Task statement: Return the records exactly, keeping every line as it is.

[Entries taken from a collection]
-------

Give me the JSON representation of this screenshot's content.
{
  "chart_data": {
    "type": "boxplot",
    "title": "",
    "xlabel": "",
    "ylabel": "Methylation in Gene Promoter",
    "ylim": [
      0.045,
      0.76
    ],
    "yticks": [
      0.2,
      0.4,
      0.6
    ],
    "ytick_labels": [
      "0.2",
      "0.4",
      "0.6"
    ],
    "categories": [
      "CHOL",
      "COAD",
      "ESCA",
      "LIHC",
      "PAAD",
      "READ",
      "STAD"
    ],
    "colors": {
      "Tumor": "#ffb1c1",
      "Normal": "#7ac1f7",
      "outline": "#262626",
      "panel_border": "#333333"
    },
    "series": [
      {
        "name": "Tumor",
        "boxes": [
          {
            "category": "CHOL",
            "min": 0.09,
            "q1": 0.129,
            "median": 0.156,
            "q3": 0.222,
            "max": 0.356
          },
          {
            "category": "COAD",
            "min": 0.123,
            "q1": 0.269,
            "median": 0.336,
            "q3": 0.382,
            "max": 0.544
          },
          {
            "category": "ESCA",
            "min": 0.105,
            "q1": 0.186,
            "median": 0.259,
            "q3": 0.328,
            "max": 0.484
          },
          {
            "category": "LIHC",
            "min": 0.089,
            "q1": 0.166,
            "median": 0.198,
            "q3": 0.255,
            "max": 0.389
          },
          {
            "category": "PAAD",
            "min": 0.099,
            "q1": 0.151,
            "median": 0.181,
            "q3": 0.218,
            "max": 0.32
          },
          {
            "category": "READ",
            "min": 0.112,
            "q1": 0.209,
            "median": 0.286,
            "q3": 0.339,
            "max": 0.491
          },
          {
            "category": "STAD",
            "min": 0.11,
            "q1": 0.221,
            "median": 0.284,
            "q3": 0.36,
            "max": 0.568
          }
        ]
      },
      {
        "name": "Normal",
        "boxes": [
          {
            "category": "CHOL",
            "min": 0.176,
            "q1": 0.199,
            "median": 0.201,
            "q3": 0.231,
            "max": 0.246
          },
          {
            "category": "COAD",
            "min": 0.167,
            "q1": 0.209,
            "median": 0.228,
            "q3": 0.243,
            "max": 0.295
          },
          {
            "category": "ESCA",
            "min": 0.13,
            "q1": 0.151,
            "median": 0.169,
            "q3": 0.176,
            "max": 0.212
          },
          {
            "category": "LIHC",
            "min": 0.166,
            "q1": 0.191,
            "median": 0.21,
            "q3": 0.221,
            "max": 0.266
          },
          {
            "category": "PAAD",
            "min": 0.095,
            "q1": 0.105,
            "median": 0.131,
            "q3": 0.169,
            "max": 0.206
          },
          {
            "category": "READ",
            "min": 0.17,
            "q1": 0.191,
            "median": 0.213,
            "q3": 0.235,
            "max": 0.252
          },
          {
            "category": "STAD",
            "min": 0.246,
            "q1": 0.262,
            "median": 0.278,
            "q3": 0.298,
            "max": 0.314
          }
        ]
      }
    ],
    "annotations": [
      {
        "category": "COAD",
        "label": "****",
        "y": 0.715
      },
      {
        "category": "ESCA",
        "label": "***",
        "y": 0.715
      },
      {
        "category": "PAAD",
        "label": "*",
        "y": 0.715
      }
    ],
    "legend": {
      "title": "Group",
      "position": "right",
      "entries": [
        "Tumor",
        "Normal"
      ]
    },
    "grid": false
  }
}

-------

Exercise result:
Give me the JSON representation of this screenshot's content.
{
  "chart_data": {
    "type": "boxplot",
    "title": "",
    "xlabel": "",
    "ylabel": "Methylation in Gene Promoter",
    "ylim": [
      0.045,
      0.76
    ],
    "yticks": [
      0.2,
      0.4,
      0.6
    ],
    "ytick_labels": [
      "0.2",
      "0.4",
      "0.6"
    ],
    "categories": [
      "CHOL",
      "COAD",
      "ESCA",
      "LIHC",
      "PAAD",
      "READ",
      "STAD"
    ],
    "colors": {
      "Tumor": "#ffb1c1",
      "Normal": "#7ac1f7",
      "outline": "#262626",
      "panel_border": "#333333"
    },
    "series": [
      {
        "name": "Tumor",
        "boxes": [
          {
            "category": "CHOL",
            "min": 0.09,
            "q1": 0.129,
            "median": 0.156,
            "q3": 0.222,
            "max": 0.356
          },
          {
            "category": "COAD",
            "min": 0.123,
            "q1": 0.269,
            "median": 0.336,
            "q3": 0.382,
            "max": 0.544
          },
          {
            "category": "ESCA",
            "min": 0.105,
            "q1": 0.186,
            "median": 0.259,
            "q3": 0.328,
            "max": 0.484
          },
          {
            "category": "LIHC",
            "min": 0.089,
            "q1": 0.166,
            "median": 0.198,
            "q3": 0.255,
            "max": 0.389
          },
          {
            "category": "PAAD",
            "min": 0.099,
            "q1": 0.151,
            "median": 0.181,
            "q3": 0.218,
            "max": 0.32
          },
          {
            "category": "READ",
            "min": 0.112,
            "q1": 0.209,
            "median": 0.286,
            "q3": 0.339,
            "max": 0.491
          },
          {
            "category": "STAD",
            "min": 0.11,
            "q1": 0.221,
            "median": 0.284,
            "q3": 0.36,
            "max": 0.568
          }
        ]
      },
      {
        "name": "Normal",
        "boxes": [
          {
            "category": "CHOL",
            "min": 0.176,
            "q1": 0.199,
            "median": 0.201,
            "q3": 0.231,
            "max": 0.246
          },
          {
            "category": "COAD",
            "min": 0.167,
            "q1": 0.209,
            "median": 0.228,
            "q3": 0.243,
            "max": 0.295
          },
          {
            "category": "ESCA",
            "min": 0.13,
            "q1": 0.151,
            "median": 0.169,
            "q3": 0.176,
            "max": 0.212
          },
          {
            "category": "LIHC",
            "min": 0.166,
            "q1": 0.191,
            "median": 0.21,
            "q3": 0.221,
            "max": 0.266
          },
          {
            "category": "PAAD",
            "min": 0.095,
            "q1": 0.105,
            "median": 0.131,
            "q3": 0.169,
            "max": 0.206
          },
          {
            "category": "READ",
            "min": 0.17,
            "q1": 0.191,
            "median": 0.213,
            "q3": 0.235,
            "max": 0.252
          },
          {
            "category": "STAD",
            "min": 0.246,
            "q1": 0.262,
            "median": 0.278,
            "q3": 0.298,
            "max": 0.314
          }
        ]
      }
    ],
    "annotations": [
      {
        "category": "COAD",
        "label": "****",
        "y": 0.715
      },
      {
        "category": "ESCA",
        "label": "***",
        "y": 0.715
      },
      {
        "category": "PAAD",
        "label": "*",
        "y": 0.715
      }
    ],
    "legend": {
      "title": "Group",
      "position": "right",
      "entries": [
        "Tumor",
        "Normal"
      ]
    },
    "grid": false
  }
}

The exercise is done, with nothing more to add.